▶ Exercise
Omit all pictures, and print word for word only the lines from the one containing "Transcribe the text in this document." through the end of the data.

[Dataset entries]
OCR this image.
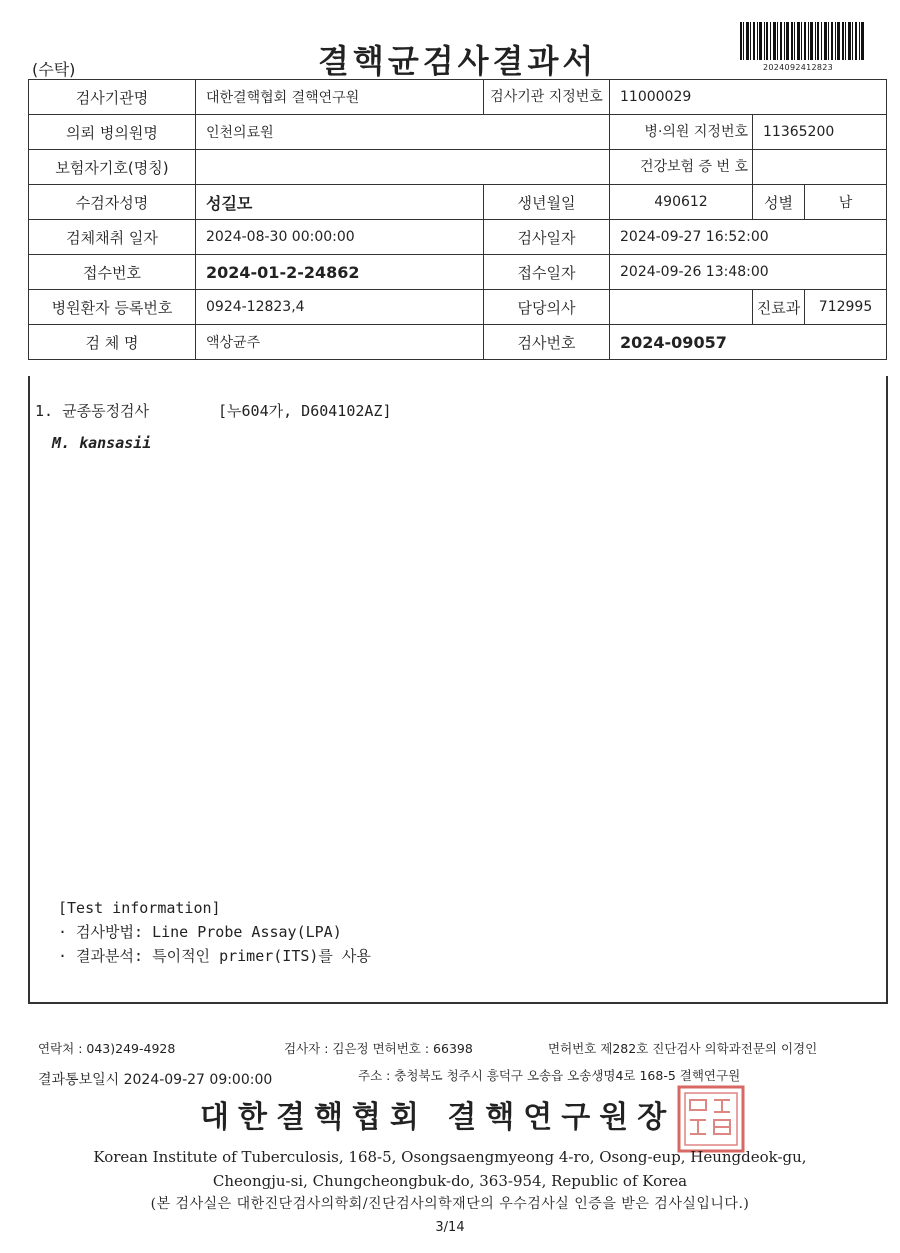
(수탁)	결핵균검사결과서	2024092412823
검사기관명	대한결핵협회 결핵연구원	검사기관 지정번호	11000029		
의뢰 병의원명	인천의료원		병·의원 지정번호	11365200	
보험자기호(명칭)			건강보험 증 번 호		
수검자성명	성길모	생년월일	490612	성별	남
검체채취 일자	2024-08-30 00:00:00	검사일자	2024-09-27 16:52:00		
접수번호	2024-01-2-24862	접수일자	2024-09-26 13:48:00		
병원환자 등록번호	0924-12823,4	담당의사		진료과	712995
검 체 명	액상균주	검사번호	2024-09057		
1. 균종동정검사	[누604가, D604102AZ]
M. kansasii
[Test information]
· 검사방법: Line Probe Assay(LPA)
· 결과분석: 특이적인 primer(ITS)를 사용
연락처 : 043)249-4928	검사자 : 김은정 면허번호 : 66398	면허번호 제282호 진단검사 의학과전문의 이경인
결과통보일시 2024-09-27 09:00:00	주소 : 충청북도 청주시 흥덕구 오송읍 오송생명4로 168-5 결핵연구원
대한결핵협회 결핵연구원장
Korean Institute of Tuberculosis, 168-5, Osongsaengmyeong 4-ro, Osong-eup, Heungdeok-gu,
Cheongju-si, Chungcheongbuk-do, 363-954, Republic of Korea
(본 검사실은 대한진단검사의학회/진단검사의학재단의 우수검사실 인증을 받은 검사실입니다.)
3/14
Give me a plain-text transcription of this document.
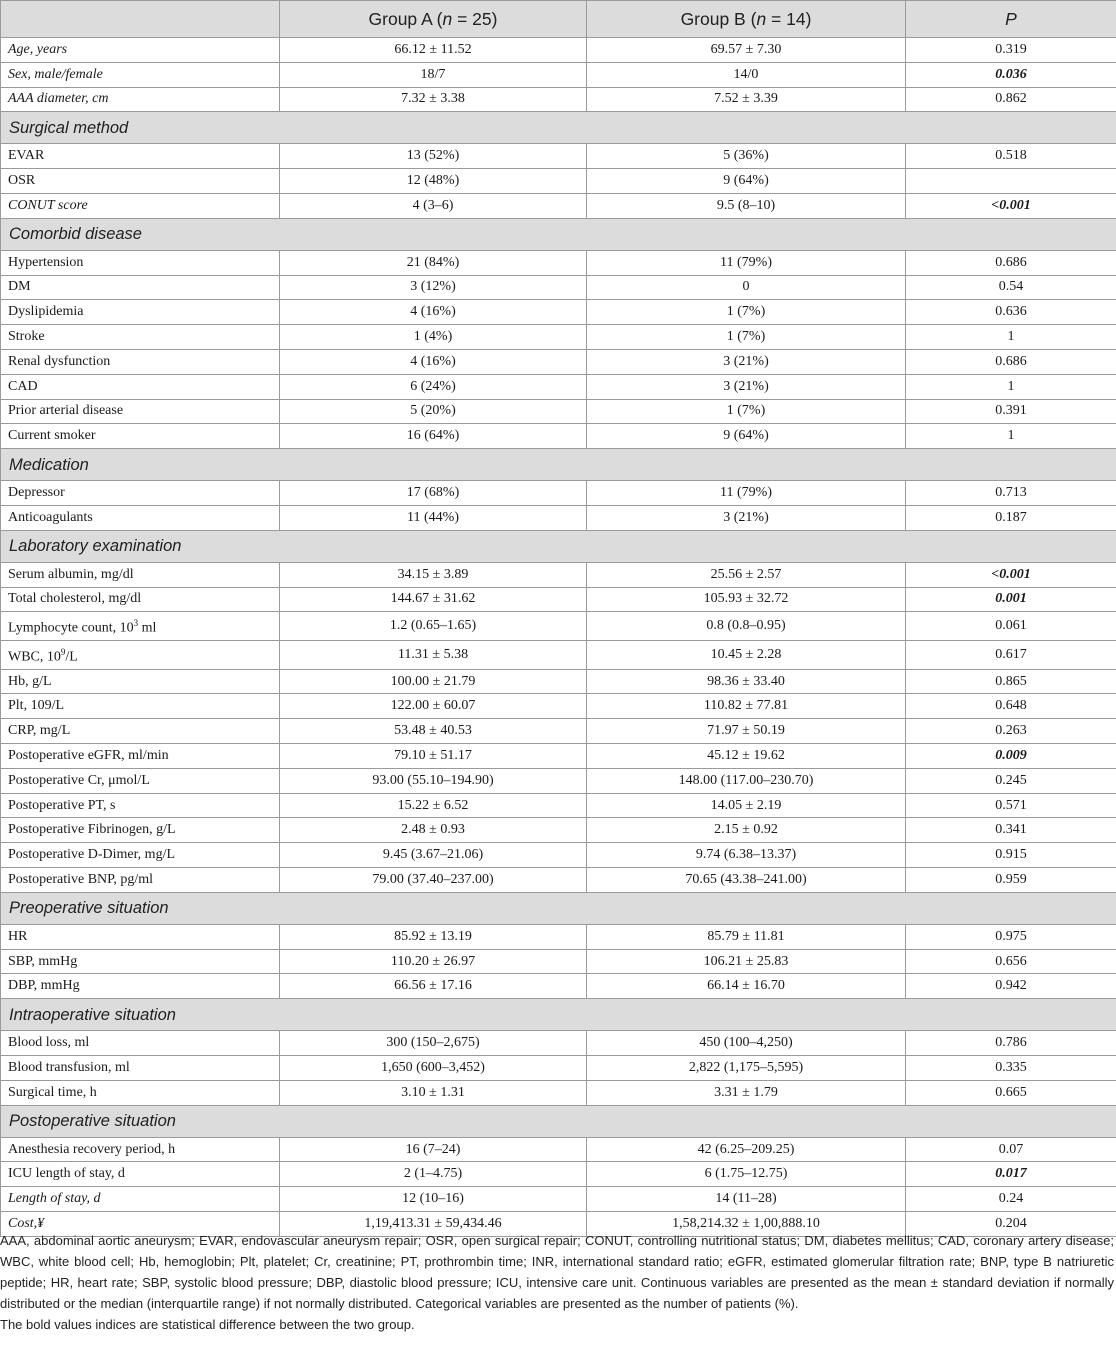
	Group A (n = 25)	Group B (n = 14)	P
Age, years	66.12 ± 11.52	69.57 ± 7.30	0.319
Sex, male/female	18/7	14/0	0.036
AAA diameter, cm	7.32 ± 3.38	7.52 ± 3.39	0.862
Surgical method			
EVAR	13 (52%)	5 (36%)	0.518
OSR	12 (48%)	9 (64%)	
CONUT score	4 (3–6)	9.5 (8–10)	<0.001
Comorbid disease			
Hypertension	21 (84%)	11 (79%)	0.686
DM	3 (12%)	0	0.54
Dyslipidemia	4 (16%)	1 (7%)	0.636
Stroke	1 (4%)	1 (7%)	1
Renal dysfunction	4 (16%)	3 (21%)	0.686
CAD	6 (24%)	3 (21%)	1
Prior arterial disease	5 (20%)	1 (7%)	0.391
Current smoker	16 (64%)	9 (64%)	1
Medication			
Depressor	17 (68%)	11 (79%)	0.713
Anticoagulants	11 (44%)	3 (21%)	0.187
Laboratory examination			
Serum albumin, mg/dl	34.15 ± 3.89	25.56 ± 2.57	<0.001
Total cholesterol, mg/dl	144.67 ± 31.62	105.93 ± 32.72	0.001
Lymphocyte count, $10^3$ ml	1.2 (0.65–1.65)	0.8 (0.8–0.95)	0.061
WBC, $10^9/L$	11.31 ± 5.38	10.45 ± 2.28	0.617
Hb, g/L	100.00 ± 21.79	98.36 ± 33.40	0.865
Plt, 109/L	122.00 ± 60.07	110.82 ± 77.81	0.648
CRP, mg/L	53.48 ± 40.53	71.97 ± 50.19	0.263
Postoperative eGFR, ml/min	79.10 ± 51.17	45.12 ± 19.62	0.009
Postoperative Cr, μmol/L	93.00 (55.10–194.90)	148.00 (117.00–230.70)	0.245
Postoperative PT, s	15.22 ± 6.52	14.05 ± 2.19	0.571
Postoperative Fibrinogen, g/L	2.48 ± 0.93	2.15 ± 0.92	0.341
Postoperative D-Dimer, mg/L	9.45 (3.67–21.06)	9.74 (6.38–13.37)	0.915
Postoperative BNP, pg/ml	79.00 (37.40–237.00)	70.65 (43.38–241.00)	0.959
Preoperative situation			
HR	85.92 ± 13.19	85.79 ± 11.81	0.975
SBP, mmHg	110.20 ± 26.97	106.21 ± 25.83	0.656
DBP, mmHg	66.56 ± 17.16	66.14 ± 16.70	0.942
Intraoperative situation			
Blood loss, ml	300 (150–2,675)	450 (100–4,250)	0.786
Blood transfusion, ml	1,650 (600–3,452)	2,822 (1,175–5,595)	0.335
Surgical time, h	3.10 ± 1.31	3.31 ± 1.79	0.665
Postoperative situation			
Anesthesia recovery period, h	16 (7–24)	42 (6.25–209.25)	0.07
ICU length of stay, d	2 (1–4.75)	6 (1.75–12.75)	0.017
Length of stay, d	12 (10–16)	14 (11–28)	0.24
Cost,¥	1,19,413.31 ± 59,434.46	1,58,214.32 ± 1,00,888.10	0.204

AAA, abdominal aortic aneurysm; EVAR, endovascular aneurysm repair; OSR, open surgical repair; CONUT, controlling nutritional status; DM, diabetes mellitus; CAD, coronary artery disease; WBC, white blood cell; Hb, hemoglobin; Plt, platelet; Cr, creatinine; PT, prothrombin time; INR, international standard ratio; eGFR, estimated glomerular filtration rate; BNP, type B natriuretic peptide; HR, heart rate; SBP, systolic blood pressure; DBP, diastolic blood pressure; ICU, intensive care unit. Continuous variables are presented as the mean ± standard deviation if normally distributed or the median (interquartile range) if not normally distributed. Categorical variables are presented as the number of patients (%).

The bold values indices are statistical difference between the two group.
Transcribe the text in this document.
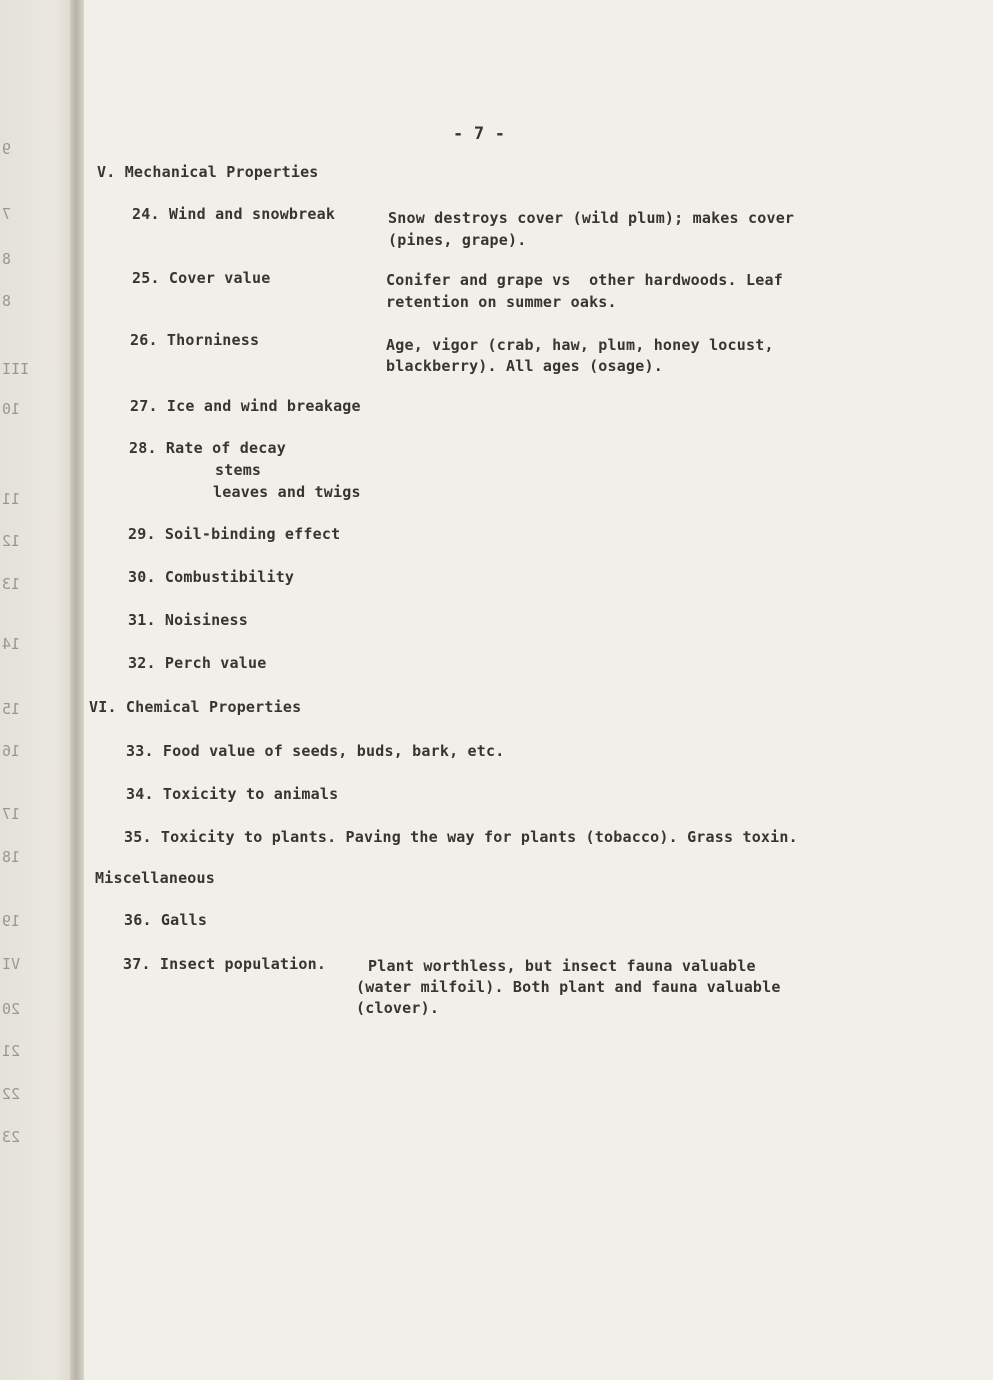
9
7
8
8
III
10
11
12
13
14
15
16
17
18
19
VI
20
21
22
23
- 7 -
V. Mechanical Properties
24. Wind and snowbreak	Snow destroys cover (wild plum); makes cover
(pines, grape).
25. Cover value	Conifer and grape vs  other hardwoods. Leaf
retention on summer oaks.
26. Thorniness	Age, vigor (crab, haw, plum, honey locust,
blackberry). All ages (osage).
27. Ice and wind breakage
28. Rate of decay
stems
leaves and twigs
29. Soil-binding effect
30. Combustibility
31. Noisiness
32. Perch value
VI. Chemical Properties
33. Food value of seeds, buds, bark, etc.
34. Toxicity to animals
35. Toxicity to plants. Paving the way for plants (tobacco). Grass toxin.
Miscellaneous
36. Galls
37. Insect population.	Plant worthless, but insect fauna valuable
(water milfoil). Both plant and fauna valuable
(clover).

▶ Solution
Transcribe the text in this document.
9
7
8
8
III
10
11
12
13
14
15
16
17
18
19
VI
20
21
22
23
- 7 -
V. Mechanical Properties
24. Wind and snowbreak	Snow destroys cover (wild plum); makes cover
(pines, grape).
25. Cover value	Conifer and grape vs  other hardwoods. Leaf
retention on summer oaks.
26. Thorniness	Age, vigor (crab, haw, plum, honey locust,
blackberry). All ages (osage).
27. Ice and wind breakage
28. Rate of decay
stems
leaves and twigs
29. Soil-binding effect
30. Combustibility
31. Noisiness
32. Perch value
VI. Chemical Properties
33. Food value of seeds, buds, bark, etc.
34. Toxicity to animals
35. Toxicity to plants. Paving the way for plants (tobacco). Grass toxin.
Miscellaneous
36. Galls
37. Insect population.	Plant worthless, but insect fauna valuable
(water milfoil). Both plant and fauna valuable
(clover).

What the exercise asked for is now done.